━━━ Records for processing ━━━

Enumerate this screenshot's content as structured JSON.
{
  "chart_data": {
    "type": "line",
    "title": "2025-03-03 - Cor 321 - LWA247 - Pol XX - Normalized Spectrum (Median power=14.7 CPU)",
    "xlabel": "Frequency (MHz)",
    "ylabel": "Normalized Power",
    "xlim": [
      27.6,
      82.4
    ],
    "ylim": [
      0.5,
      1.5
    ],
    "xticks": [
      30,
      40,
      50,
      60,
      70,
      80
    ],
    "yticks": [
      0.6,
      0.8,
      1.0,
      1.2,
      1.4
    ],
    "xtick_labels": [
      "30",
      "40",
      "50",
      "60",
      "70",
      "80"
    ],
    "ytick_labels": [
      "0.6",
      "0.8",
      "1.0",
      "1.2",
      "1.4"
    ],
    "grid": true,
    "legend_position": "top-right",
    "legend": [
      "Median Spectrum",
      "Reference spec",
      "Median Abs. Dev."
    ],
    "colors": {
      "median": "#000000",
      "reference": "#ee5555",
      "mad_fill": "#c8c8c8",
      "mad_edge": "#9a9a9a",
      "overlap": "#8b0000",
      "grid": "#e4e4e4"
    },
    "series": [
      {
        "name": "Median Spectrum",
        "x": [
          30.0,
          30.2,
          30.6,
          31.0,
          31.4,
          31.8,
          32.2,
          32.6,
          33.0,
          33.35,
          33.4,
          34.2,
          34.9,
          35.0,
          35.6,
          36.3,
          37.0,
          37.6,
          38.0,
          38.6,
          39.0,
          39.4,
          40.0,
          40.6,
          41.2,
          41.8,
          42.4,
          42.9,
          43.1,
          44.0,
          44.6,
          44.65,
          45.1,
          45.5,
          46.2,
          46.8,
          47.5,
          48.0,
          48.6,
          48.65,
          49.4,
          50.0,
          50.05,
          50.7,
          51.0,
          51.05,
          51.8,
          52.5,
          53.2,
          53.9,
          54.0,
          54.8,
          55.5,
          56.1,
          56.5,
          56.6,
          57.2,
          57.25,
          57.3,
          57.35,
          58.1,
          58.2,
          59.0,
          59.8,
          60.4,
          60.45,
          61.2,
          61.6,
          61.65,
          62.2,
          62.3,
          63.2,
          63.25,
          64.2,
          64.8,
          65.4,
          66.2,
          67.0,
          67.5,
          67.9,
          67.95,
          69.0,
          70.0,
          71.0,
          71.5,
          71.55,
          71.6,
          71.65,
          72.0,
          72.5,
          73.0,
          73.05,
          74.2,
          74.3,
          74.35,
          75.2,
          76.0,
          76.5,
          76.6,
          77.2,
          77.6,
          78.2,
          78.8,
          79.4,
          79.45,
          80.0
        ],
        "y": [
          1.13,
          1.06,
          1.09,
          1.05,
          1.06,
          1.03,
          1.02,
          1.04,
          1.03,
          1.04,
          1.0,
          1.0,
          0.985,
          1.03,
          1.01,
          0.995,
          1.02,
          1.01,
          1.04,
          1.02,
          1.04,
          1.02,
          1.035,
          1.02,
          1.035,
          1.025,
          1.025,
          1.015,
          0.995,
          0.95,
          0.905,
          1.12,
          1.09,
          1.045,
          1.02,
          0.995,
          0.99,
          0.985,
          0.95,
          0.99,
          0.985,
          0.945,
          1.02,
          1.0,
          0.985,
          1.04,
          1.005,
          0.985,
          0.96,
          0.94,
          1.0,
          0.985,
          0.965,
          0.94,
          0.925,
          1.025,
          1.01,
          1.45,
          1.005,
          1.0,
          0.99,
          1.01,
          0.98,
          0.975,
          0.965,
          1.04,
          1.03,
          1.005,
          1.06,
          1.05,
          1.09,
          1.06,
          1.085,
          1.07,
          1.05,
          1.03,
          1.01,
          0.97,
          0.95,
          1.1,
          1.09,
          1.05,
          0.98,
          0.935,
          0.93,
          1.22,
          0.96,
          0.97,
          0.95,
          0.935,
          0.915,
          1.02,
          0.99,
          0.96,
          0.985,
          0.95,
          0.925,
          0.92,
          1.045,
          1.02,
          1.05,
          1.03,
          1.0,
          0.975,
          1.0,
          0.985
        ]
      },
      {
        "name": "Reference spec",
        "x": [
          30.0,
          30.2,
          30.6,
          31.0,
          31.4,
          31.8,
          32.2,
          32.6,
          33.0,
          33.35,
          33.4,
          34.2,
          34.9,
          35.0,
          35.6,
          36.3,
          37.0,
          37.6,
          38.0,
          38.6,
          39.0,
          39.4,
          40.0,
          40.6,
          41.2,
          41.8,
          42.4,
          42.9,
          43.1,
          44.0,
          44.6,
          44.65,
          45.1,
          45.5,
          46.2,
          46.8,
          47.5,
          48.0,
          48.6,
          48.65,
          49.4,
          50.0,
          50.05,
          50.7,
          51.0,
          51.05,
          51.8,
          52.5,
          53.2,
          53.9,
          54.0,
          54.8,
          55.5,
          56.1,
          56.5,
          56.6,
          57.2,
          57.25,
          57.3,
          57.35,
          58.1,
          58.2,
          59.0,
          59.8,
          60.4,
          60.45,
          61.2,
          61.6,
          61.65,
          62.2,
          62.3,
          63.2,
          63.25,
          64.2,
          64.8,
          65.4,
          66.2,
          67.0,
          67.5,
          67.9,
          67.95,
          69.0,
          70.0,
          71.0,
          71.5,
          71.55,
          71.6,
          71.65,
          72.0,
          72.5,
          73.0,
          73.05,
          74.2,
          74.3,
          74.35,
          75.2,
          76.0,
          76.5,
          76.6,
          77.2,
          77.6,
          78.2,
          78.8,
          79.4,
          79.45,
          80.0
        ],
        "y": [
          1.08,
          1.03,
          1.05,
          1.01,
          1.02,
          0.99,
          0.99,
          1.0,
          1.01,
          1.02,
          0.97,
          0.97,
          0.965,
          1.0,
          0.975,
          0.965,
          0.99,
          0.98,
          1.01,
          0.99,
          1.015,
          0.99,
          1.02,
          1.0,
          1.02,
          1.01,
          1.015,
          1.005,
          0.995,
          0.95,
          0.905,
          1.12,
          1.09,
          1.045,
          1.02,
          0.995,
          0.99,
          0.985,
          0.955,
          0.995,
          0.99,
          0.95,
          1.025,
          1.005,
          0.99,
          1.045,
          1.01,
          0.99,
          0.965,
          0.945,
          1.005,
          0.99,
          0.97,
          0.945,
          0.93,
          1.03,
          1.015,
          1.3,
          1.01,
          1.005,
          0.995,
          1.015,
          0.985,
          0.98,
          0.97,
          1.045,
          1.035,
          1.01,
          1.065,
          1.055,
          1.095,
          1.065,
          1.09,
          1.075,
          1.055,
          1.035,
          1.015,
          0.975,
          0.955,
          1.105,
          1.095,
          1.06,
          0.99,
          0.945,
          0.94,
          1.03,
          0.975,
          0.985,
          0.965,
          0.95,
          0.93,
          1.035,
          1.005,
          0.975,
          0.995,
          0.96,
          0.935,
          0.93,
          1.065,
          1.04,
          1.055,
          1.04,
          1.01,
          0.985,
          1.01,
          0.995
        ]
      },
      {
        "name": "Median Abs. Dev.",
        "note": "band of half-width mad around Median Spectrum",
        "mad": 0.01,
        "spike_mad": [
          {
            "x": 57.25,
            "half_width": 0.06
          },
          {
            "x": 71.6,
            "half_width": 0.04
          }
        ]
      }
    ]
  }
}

━━━

* [Exercise objective] Of the lines in this listing, report how many contain the string "name", and give the number only.

* [Correct result] 3